◆ CONSIGNE
D'après le texte sur la révision de la loi fédérale sur la protection des données, quel jour le Parlement a-t-il adopté la LPD ?

=== TEXTE FOURNI ===

Révision de la loi fédérale sur la protection des données : mettre l’accent sur la transparence et le contrôle
Le mandat de la Confédération en matière de protection des données devrait aboutir à une révision qui élargirait les compétences de la loi. le préposé Hanspeter Thür s'exprime devant des journalistes.
La loi fédérale sur la protection des données (LPD ; RS 235.1) a été adoptée par le Parlement le 19 juin 1992. Il s’agissait alors de faire face à l’augmentation des risques d’atteinte à la personnalité que comportaient l’utilisation des technologies modernes de l’information et de la communication ainsi que l’intensification massive des traitements de données. Or, à l’époque, le paysage en matière de protection des données était très différent de celui d’aujourd’hui. On ne parlait pas encore d’Internet pour tous et l’accès à l’informatique ne s’était pas encore démocratisé. Aujourd’hui, tout le monde dispose d’un ordinateur, d’un téléphone portable ou d’une tablette connectés ; il est question d’Internet des objets, de géolocalisation, de mégadonnées (« big data »), de réseaux sociaux ou encore d’informatique en nuage (« cloud computing »).
Adapter la loi à l’évolution technologique et au droit européen
Compte tenu de ces développements technologiques et du grand nombre de personnes concernées par la protection des données, l’Office fédéral de la justice (OFJ) a décidé en 2008 de faire évaluer la LPD, conformément à l’article 170 de la Constitution fédérale. Le but était de mesurer l’efficacité de la loi[1]. En raison du champ d’application très vaste de la LPD et des ressources limitées, l’évaluation s’est concentrée sur certains des aspects de la loi, à savoir sa notoriété et les mécanismes de mise en œuvre. Il en résulte que le niveau de protection est bon dans les domaines où les défis étaient déjà connus lorsque le texte est entré en vigueur. Les développements technologiques et sociétaux intervenus depuis lors représentent, toutefois, autant de nouvelles menaces pour la protection des données que la loi ne peut plus palier dans certains contextes[2].

=== JEU DE DONNÉES ===

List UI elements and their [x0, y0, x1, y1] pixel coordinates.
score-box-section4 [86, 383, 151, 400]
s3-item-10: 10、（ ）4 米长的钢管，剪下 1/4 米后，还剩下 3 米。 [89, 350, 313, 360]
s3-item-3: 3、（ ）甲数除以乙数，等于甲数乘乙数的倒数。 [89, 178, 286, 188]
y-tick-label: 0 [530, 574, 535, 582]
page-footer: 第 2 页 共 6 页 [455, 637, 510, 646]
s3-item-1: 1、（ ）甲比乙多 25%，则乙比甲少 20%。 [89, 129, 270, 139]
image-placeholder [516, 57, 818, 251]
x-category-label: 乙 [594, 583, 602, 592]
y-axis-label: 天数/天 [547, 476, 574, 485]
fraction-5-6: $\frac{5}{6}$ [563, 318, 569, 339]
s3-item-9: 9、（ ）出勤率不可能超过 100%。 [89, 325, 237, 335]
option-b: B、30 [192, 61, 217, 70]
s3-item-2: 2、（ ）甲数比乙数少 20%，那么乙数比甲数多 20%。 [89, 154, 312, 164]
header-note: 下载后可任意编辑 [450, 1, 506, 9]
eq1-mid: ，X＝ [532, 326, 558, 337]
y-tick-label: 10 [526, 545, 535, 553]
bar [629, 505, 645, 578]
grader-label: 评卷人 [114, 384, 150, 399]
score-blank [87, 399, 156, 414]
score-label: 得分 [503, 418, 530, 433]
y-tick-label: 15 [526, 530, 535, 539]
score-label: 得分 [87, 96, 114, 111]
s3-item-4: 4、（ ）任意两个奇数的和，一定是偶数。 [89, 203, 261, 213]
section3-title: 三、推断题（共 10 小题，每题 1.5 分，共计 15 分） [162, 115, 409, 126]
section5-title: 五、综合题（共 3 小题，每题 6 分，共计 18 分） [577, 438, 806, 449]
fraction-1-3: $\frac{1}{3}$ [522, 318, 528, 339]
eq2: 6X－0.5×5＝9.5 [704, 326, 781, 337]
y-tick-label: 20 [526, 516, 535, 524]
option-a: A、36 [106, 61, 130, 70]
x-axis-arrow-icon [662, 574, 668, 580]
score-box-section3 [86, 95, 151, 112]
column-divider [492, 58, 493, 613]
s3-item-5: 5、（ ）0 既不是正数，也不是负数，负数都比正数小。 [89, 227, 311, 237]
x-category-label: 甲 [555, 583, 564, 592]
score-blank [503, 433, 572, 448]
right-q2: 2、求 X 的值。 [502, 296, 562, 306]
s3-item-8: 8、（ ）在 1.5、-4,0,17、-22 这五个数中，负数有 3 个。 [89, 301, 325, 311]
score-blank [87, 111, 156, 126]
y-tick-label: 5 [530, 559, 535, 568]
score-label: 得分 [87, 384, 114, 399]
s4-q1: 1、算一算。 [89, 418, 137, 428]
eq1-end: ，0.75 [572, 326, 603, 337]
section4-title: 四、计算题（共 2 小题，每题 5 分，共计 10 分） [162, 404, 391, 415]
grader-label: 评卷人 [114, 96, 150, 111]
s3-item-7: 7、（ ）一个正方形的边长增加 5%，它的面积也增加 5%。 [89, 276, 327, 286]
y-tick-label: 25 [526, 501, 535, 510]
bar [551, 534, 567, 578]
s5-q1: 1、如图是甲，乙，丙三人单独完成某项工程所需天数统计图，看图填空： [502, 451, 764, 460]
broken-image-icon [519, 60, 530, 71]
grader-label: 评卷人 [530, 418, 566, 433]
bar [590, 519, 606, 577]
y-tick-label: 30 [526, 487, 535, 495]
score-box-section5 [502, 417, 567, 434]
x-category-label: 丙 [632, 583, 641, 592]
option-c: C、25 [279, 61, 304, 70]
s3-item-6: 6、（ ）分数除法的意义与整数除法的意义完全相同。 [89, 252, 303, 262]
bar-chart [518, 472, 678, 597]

===

◆ RÉPONSE
Le 19 juin 1992.